Take the records underneath and set them down exactly.

--

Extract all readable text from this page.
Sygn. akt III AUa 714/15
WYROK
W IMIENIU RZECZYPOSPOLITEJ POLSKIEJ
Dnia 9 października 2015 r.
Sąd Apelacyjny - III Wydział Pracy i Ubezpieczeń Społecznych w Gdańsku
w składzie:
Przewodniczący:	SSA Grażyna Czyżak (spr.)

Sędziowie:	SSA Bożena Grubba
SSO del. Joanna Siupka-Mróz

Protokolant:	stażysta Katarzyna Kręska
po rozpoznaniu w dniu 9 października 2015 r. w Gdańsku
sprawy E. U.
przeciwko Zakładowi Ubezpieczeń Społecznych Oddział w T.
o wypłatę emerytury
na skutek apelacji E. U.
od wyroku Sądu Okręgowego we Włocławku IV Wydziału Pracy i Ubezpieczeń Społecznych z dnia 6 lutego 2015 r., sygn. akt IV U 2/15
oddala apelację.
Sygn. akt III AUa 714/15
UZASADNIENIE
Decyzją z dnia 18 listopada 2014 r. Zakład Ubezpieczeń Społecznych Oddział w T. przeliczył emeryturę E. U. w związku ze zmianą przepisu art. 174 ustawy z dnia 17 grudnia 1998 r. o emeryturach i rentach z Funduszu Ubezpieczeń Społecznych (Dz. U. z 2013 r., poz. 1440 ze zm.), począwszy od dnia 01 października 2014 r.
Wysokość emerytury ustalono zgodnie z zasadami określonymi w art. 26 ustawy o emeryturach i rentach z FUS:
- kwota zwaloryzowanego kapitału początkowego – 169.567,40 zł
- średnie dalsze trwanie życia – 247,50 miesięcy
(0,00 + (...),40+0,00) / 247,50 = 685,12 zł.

--

Worked solution:
Extract all readable text from this page.
Sygn. akt III AUa 714/15
WYROK
W IMIENIU RZECZYPOSPOLITEJ POLSKIEJ
Dnia 9 października 2015 r.
Sąd Apelacyjny - III Wydział Pracy i Ubezpieczeń Społecznych w Gdańsku
w składzie:
Przewodniczący:	SSA Grażyna Czyżak (spr.)

Sędziowie:	SSA Bożena Grubba
SSO del. Joanna Siupka-Mróz

Protokolant:	stażysta Katarzyna Kręska
po rozpoznaniu w dniu 9 października 2015 r. w Gdańsku
sprawy E. U.
przeciwko Zakładowi Ubezpieczeń Społecznych Oddział w T.
o wypłatę emerytury
na skutek apelacji E. U.
od wyroku Sądu Okręgowego we Włocławku IV Wydziału Pracy i Ubezpieczeń Społecznych z dnia 6 lutego 2015 r., sygn. akt IV U 2/15
oddala apelację.
Sygn. akt III AUa 714/15
UZASADNIENIE
Decyzją z dnia 18 listopada 2014 r. Zakład Ubezpieczeń Społecznych Oddział w T. przeliczył emeryturę E. U. w związku ze zmianą przepisu art. 174 ustawy z dnia 17 grudnia 1998 r. o emeryturach i rentach z Funduszu Ubezpieczeń Społecznych (Dz. U. z 2013 r., poz. 1440 ze zm.), począwszy od dnia 01 października 2014 r.
Wysokość emerytury ustalono zgodnie z zasadami określonymi w art. 26 ustawy o emeryturach i rentach z FUS:
- kwota zwaloryzowanego kapitału początkowego – 169.567,40 zł
- średnie dalsze trwanie życia – 247,50 miesięcy
(0,00 + (...),40+0,00) / 247,50 = 685,12 zł.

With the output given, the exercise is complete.